[Data records]
________

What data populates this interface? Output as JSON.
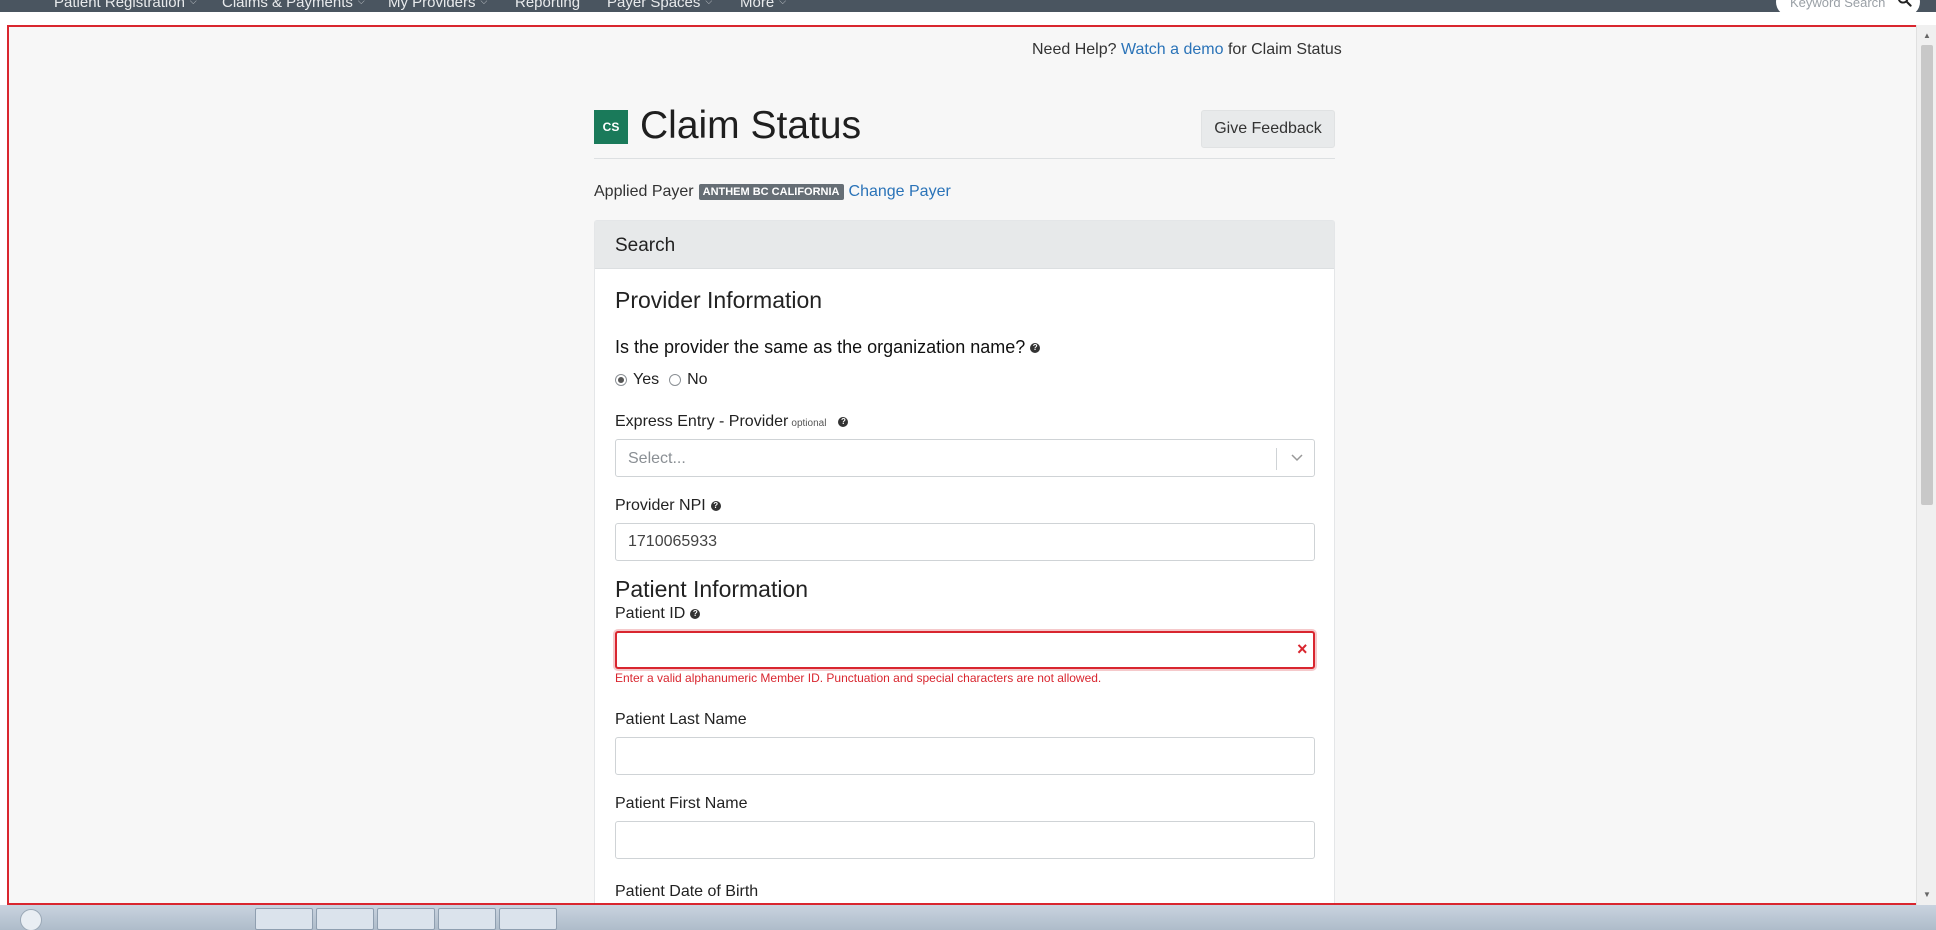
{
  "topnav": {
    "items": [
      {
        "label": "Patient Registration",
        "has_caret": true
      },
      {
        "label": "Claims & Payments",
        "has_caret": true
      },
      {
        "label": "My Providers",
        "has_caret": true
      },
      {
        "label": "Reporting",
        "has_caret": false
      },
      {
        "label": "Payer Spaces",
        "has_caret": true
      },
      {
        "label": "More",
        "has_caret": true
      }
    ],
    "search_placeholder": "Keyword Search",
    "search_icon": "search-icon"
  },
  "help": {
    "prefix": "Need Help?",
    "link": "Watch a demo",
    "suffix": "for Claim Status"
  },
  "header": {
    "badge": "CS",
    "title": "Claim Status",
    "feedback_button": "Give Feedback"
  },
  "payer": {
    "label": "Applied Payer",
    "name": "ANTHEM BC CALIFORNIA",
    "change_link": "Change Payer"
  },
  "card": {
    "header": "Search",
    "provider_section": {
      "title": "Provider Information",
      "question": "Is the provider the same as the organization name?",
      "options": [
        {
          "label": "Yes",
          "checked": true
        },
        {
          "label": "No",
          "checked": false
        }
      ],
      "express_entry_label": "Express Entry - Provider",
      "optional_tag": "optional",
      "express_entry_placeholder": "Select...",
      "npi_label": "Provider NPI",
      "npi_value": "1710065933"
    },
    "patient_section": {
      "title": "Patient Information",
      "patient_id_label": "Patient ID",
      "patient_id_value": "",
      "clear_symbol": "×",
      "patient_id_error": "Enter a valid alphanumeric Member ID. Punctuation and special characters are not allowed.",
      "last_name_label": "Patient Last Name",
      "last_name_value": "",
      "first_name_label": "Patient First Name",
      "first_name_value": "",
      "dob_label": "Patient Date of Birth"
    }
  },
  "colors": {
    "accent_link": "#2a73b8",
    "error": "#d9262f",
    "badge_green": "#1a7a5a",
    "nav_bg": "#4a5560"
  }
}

________

> GIVEN PROBLEM
Using the data above, print every line exactly, omitting pictures.

> ANSWER FOR THIS EXERCISE
What data populates this interface? Output as JSON.
{
  "topnav": {
    "items": [
      {
        "label": "Patient Registration",
        "has_caret": true
      },
      {
        "label": "Claims & Payments",
        "has_caret": true
      },
      {
        "label": "My Providers",
        "has_caret": true
      },
      {
        "label": "Reporting",
        "has_caret": false
      },
      {
        "label": "Payer Spaces",
        "has_caret": true
      },
      {
        "label": "More",
        "has_caret": true
      }
    ],
    "search_placeholder": "Keyword Search",
    "search_icon": "search-icon"
  },
  "help": {
    "prefix": "Need Help?",
    "link": "Watch a demo",
    "suffix": "for Claim Status"
  },
  "header": {
    "badge": "CS",
    "title": "Claim Status",
    "feedback_button": "Give Feedback"
  },
  "payer": {
    "label": "Applied Payer",
    "name": "ANTHEM BC CALIFORNIA",
    "change_link": "Change Payer"
  },
  "card": {
    "header": "Search",
    "provider_section": {
      "title": "Provider Information",
      "question": "Is the provider the same as the organization name?",
      "options": [
        {
          "label": "Yes",
          "checked": true
        },
        {
          "label": "No",
          "checked": false
        }
      ],
      "express_entry_label": "Express Entry - Provider",
      "optional_tag": "optional",
      "express_entry_placeholder": "Select...",
      "npi_label": "Provider NPI",
      "npi_value": "1710065933"
    },
    "patient_section": {
      "title": "Patient Information",
      "patient_id_label": "Patient ID",
      "patient_id_value": "",
      "clear_symbol": "×",
      "patient_id_error": "Enter a valid alphanumeric Member ID. Punctuation and special characters are not allowed.",
      "last_name_label": "Patient Last Name",
      "last_name_value": "",
      "first_name_label": "Patient First Name",
      "first_name_value": "",
      "dob_label": "Patient Date of Birth"
    }
  },
  "colors": {
    "accent_link": "#2a73b8",
    "error": "#d9262f",
    "badge_green": "#1a7a5a",
    "nav_bg": "#4a5560"
  }
}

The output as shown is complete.